Extracted records:
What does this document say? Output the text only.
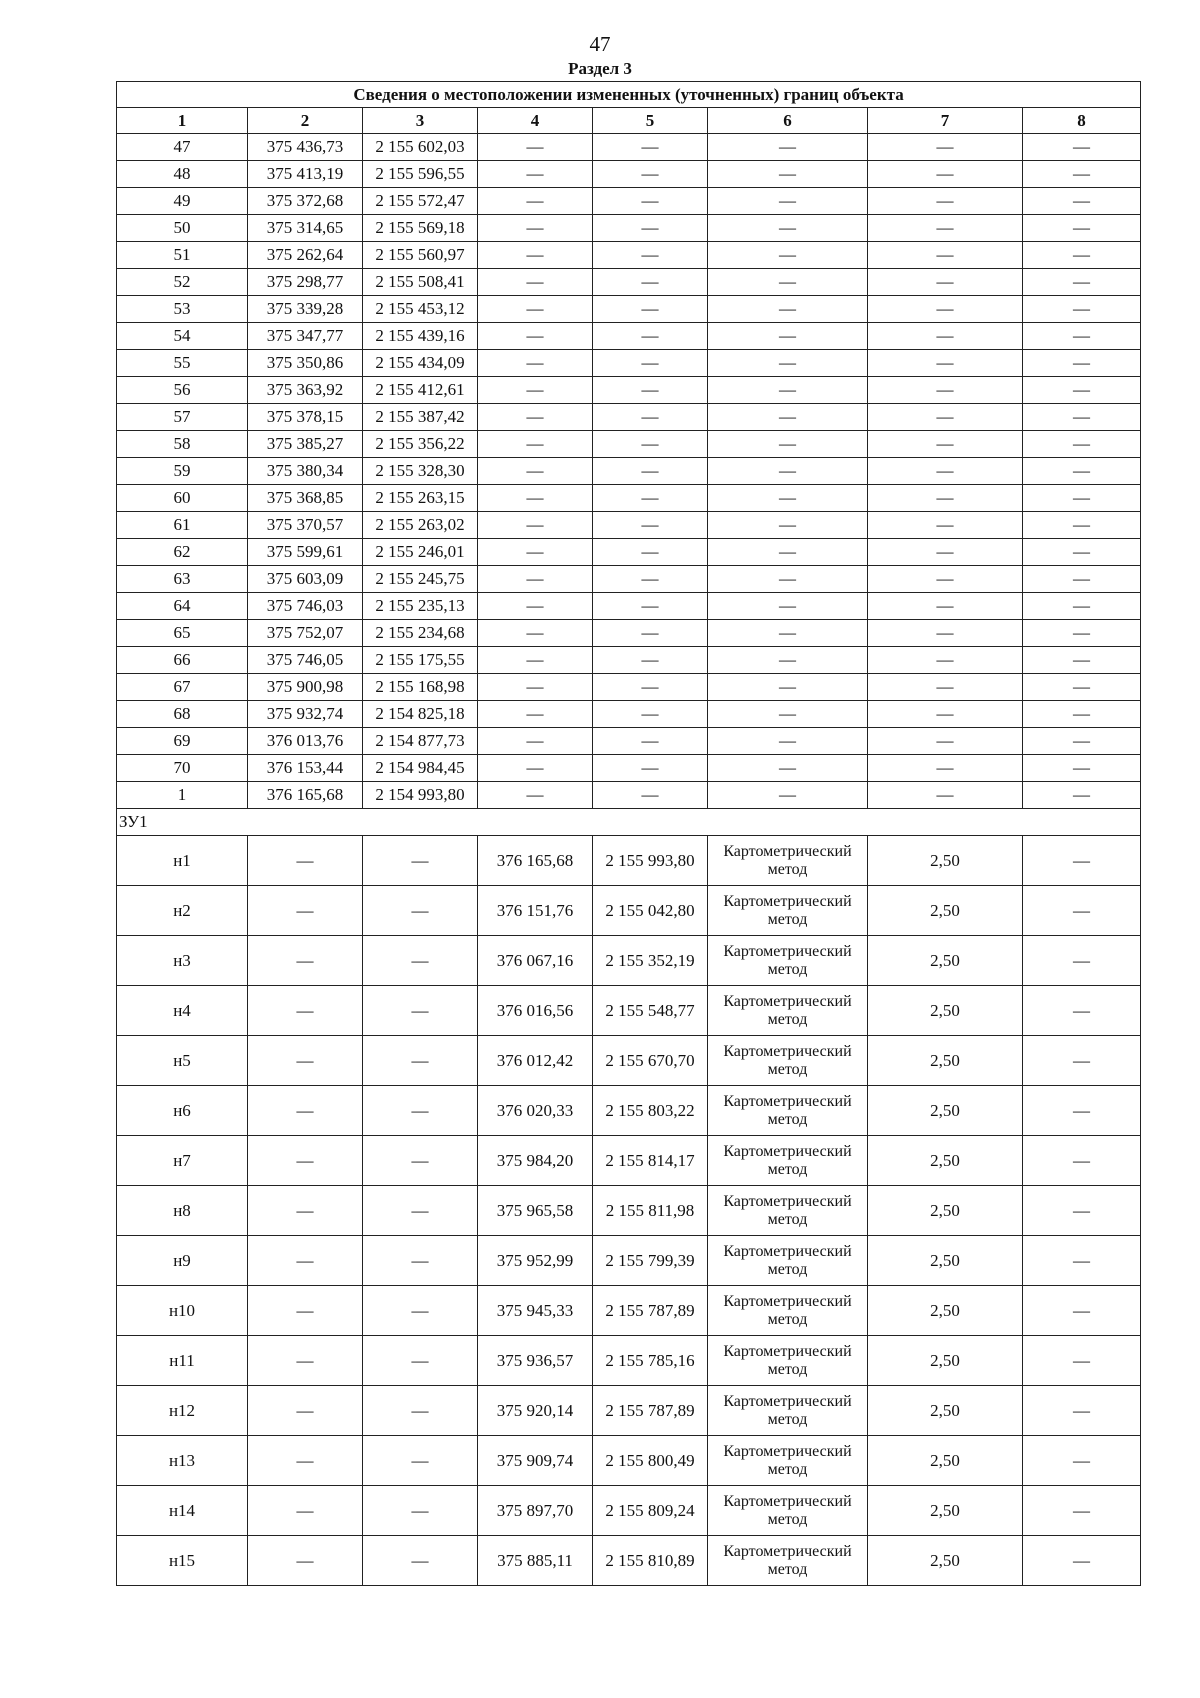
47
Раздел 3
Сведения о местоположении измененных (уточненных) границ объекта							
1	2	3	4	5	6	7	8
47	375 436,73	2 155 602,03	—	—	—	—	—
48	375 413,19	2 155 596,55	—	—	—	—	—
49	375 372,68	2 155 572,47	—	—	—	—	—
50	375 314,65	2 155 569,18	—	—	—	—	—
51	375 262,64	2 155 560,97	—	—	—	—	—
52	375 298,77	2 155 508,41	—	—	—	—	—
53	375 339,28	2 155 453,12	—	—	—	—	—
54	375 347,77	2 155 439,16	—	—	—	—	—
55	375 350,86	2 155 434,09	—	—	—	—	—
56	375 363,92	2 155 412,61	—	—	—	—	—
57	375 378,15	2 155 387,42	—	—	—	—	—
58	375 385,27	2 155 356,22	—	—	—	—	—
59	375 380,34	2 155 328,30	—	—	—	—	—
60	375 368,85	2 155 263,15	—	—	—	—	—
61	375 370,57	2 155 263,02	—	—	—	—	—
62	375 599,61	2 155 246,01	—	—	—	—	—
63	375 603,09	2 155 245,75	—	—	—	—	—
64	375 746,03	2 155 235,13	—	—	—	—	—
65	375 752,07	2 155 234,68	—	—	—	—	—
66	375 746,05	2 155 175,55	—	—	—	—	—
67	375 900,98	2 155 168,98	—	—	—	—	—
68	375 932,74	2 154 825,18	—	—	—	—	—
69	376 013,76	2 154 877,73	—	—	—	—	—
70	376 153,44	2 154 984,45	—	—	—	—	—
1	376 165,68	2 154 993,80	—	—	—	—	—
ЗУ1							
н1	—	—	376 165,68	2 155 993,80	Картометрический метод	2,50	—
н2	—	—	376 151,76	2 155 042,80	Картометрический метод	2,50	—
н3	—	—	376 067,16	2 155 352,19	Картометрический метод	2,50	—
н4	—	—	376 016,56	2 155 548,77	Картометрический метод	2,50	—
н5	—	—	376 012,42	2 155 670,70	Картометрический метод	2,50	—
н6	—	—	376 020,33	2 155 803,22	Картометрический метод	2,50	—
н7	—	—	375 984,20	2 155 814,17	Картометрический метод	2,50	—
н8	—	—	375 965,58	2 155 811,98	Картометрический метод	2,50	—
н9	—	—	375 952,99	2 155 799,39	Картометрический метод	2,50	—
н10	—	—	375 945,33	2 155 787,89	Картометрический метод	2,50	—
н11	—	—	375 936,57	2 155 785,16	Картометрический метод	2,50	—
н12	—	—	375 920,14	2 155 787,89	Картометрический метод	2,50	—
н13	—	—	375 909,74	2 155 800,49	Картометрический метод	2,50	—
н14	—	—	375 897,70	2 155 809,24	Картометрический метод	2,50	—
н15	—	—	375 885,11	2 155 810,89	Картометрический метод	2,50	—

• Problem details: Copy out all of the data word for word. Do not carry over any picture.

• Finished exercise:
What does this document say? Output the text only.
47
Раздел 3
Сведения о местоположении измененных (уточненных) границ объекта							
1	2	3	4	5	6	7	8
47	375 436,73	2 155 602,03	—	—	—	—	—
48	375 413,19	2 155 596,55	—	—	—	—	—
49	375 372,68	2 155 572,47	—	—	—	—	—
50	375 314,65	2 155 569,18	—	—	—	—	—
51	375 262,64	2 155 560,97	—	—	—	—	—
52	375 298,77	2 155 508,41	—	—	—	—	—
53	375 339,28	2 155 453,12	—	—	—	—	—
54	375 347,77	2 155 439,16	—	—	—	—	—
55	375 350,86	2 155 434,09	—	—	—	—	—
56	375 363,92	2 155 412,61	—	—	—	—	—
57	375 378,15	2 155 387,42	—	—	—	—	—
58	375 385,27	2 155 356,22	—	—	—	—	—
59	375 380,34	2 155 328,30	—	—	—	—	—
60	375 368,85	2 155 263,15	—	—	—	—	—
61	375 370,57	2 155 263,02	—	—	—	—	—
62	375 599,61	2 155 246,01	—	—	—	—	—
63	375 603,09	2 155 245,75	—	—	—	—	—
64	375 746,03	2 155 235,13	—	—	—	—	—
65	375 752,07	2 155 234,68	—	—	—	—	—
66	375 746,05	2 155 175,55	—	—	—	—	—
67	375 900,98	2 155 168,98	—	—	—	—	—
68	375 932,74	2 154 825,18	—	—	—	—	—
69	376 013,76	2 154 877,73	—	—	—	—	—
70	376 153,44	2 154 984,45	—	—	—	—	—
1	376 165,68	2 154 993,80	—	—	—	—	—
ЗУ1							
н1	—	—	376 165,68	2 155 993,80	Картометрический метод	2,50	—
н2	—	—	376 151,76	2 155 042,80	Картометрический метод	2,50	—
н3	—	—	376 067,16	2 155 352,19	Картометрический метод	2,50	—
н4	—	—	376 016,56	2 155 548,77	Картометрический метод	2,50	—
н5	—	—	376 012,42	2 155 670,70	Картометрический метод	2,50	—
н6	—	—	376 020,33	2 155 803,22	Картометрический метод	2,50	—
н7	—	—	375 984,20	2 155 814,17	Картометрический метод	2,50	—
н8	—	—	375 965,58	2 155 811,98	Картометрический метод	2,50	—
н9	—	—	375 952,99	2 155 799,39	Картометрический метод	2,50	—
н10	—	—	375 945,33	2 155 787,89	Картометрический метод	2,50	—
н11	—	—	375 936,57	2 155 785,16	Картометрический метод	2,50	—
н12	—	—	375 920,14	2 155 787,89	Картометрический метод	2,50	—
н13	—	—	375 909,74	2 155 800,49	Картометрический метод	2,50	—
н14	—	—	375 897,70	2 155 809,24	Картометрический метод	2,50	—
н15	—	—	375 885,11	2 155 810,89	Картометрический метод	2,50	—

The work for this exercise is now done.